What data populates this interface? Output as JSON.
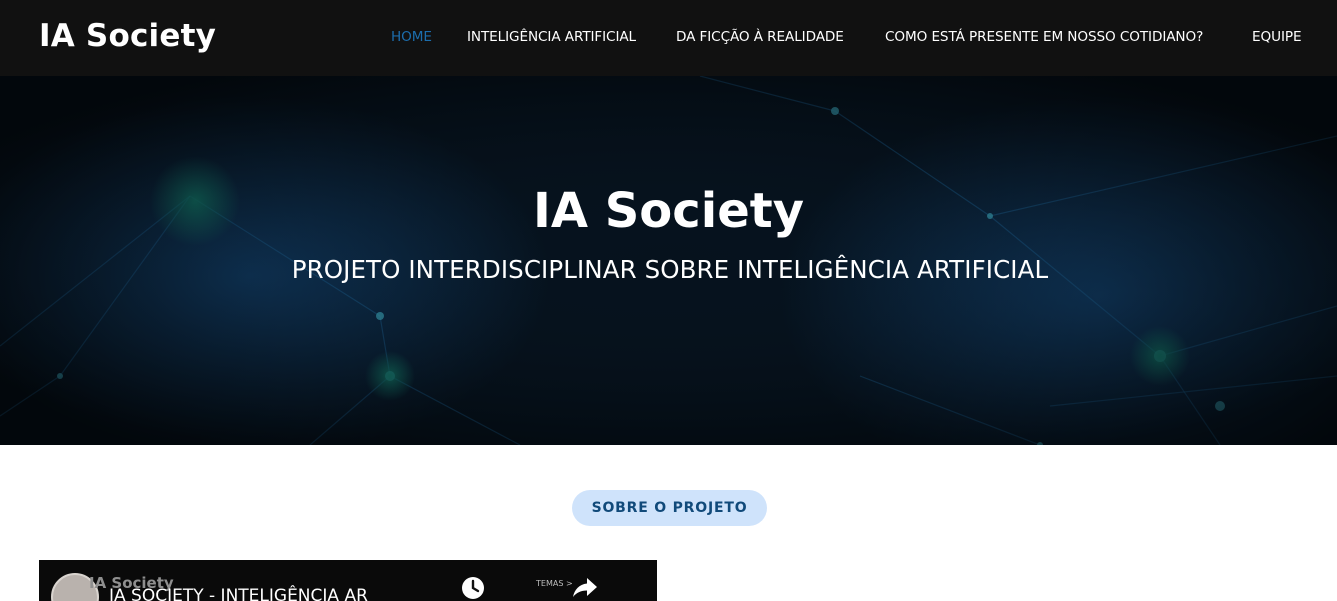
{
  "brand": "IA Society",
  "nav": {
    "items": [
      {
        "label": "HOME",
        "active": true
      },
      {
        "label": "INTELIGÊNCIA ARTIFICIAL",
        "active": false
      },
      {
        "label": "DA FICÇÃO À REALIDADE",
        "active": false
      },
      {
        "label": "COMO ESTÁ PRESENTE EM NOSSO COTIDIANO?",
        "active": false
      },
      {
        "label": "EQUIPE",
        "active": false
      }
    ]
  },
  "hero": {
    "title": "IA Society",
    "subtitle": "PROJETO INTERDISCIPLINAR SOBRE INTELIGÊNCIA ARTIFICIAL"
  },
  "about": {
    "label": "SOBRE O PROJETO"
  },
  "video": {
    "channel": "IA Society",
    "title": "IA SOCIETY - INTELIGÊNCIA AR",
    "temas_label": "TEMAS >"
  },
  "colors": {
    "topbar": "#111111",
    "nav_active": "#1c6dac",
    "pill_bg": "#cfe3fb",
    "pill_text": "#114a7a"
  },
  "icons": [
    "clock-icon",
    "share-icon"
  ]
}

● ● ● ● ●

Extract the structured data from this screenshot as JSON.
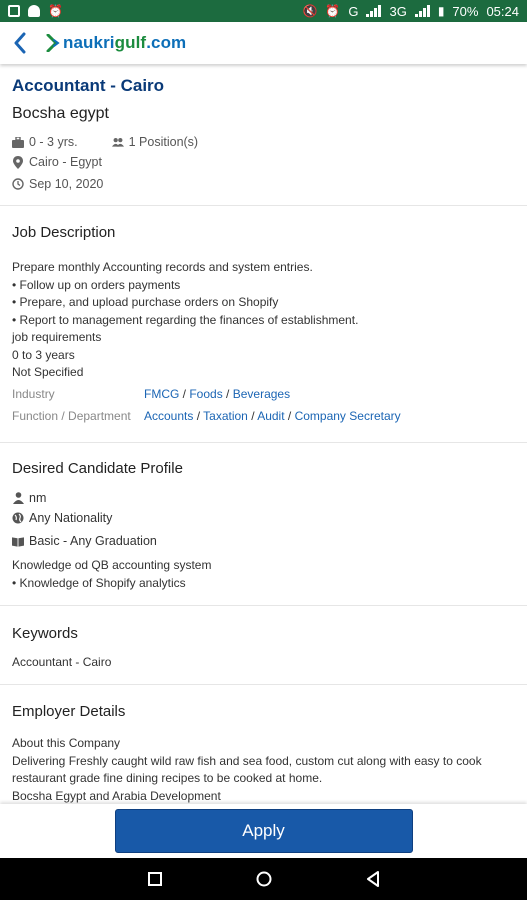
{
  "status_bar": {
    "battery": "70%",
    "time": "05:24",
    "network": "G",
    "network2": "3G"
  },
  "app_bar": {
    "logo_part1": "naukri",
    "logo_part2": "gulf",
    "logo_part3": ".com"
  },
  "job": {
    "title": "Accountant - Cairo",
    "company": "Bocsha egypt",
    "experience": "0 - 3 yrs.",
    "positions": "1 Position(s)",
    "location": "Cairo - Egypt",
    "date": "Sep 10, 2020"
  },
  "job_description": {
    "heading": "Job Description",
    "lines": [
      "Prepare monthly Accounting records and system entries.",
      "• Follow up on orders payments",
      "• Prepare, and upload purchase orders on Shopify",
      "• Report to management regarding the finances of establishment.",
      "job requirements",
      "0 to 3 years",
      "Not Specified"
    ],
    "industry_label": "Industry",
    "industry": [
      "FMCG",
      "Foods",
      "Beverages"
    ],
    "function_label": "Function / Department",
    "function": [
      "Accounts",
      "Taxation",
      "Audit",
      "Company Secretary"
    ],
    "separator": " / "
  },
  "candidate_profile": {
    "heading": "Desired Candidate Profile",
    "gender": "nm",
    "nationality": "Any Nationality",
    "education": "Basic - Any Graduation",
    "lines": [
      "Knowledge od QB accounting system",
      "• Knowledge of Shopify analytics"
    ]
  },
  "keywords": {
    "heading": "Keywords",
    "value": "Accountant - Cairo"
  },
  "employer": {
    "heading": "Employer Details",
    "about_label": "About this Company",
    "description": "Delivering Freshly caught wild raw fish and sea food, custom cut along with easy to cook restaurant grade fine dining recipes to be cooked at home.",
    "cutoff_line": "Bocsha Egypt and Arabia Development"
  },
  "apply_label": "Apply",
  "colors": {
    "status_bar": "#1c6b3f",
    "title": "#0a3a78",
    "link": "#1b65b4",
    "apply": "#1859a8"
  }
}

● ● ● ● ●

EXERCISE GOAL: Count how many lines hold the string "this" and give that number alone.

OUTPUT BELOW: 3